2022-04-24 13:21:43

by Maciej W. Rozycki

[permalink] [raw]
Subject: [PATCH] MIPS: Fix CP0 counter erratum detection for R4k CPUs

Fix the discrepancy between the two places we check for the CP0 counter
erratum in along with the incorrect comparison of the R4400 revision
number against 0x30 which matches none and consistently consider all
R4000 and R4400 processors affected, as documented in processor errata
publications[1][2][3], following the mapping between CP0 PRId register
values and processor models:

PRId | Processor Model
---------+--------------------
00000422 | R4000 Revision 2.2
00000430 | R4000 Revision 3.0
00000440 | R4400 Revision 1.0
00000450 | R4400 Revision 2.0
00000460 | R4400 Revision 3.0

No other revision of either processor has ever been spotted.

Contrary to what has been stated in commit ce202cbb9e0b ("[MIPS] Assume
R4000/R4400 newer than 3.0 don't have the mfc0 count bug") marking the
CP0 counter as buggy does not preclude it from being used as either a
clock event or a clock source device. It just cannot be used as both at
a time, because in that case clock event interrupts will be occasionally
lost, and the use as a clock event device takes precedence.

Compare against 0x4ff in `can_use_mips_counter' so that a single machine
instruction is produced.

Information supplied
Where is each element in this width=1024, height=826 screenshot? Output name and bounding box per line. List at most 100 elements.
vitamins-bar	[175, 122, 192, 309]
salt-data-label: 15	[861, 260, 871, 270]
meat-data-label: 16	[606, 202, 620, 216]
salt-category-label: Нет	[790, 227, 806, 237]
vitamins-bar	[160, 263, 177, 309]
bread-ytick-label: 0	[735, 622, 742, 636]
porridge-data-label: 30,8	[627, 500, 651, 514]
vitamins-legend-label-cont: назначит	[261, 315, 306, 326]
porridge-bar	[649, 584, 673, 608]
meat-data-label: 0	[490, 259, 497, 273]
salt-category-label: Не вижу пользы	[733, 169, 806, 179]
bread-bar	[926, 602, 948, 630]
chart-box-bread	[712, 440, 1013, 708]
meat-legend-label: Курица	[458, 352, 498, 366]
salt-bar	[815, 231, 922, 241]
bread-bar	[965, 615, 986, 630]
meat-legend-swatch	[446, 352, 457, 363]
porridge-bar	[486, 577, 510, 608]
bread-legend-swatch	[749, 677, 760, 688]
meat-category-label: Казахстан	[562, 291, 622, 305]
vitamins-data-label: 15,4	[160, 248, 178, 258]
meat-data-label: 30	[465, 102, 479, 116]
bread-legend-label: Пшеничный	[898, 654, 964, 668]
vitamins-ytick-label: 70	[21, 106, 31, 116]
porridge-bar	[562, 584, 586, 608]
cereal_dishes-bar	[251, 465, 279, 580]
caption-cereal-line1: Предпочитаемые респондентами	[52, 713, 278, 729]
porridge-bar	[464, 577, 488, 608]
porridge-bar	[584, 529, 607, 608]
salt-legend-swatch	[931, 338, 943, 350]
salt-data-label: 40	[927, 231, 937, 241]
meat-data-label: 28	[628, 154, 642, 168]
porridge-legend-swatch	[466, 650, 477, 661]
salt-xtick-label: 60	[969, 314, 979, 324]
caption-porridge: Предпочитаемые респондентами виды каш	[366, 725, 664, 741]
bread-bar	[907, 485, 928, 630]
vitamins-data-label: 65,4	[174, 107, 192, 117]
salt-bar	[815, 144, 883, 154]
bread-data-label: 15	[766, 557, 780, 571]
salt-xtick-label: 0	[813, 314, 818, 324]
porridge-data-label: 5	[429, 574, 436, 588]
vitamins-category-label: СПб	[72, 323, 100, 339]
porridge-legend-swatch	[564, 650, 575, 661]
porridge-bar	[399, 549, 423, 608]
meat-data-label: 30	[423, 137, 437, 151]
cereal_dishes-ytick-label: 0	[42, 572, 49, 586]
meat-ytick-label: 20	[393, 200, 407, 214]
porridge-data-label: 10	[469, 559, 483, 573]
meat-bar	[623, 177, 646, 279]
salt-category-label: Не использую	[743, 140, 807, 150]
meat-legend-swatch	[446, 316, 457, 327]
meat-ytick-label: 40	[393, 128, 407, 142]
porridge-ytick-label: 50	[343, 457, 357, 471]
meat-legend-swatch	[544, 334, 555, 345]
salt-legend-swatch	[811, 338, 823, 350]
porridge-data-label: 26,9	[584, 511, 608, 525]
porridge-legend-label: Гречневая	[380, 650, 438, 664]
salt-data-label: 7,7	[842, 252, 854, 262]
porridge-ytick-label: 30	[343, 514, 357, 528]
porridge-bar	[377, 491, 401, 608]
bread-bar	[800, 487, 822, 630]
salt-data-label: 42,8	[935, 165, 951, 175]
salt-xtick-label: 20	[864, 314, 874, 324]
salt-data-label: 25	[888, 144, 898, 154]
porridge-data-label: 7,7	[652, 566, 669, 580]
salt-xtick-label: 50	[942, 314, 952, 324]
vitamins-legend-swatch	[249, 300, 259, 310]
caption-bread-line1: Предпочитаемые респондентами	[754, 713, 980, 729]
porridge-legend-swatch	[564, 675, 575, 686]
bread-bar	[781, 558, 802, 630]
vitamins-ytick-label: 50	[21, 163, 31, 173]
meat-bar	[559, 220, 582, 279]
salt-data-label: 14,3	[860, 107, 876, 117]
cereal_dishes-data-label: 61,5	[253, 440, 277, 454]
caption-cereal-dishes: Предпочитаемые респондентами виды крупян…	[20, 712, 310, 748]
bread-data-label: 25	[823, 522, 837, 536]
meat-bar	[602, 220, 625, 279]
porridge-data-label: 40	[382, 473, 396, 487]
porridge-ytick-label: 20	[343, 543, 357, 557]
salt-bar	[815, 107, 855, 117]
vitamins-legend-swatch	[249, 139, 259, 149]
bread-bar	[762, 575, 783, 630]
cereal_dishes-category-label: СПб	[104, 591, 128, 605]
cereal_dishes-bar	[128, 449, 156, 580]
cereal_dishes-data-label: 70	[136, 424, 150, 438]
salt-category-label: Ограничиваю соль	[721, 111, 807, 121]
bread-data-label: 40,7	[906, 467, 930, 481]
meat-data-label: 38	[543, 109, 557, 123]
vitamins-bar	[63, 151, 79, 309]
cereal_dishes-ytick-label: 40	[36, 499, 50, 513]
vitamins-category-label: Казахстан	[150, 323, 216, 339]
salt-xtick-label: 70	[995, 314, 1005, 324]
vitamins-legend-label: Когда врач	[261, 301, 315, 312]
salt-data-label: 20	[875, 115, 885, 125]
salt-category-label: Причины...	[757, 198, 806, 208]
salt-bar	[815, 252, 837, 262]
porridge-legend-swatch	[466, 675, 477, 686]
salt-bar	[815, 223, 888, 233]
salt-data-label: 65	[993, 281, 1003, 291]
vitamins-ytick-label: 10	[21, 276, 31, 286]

Work required
Answer these questions from the MIPS patch text:
1. Which processor model corresponds to the PRId value 00000450?
2. Against what value was the R4400 revision number incorrectly compared?
3. Against what value does the patch compare in `can_use_mips_counter'?
The lines come from a source unrelated to the MIPS patch text.

Task answer
1. R4400 Revision 2.0
2. 0x30
3. 0x4ff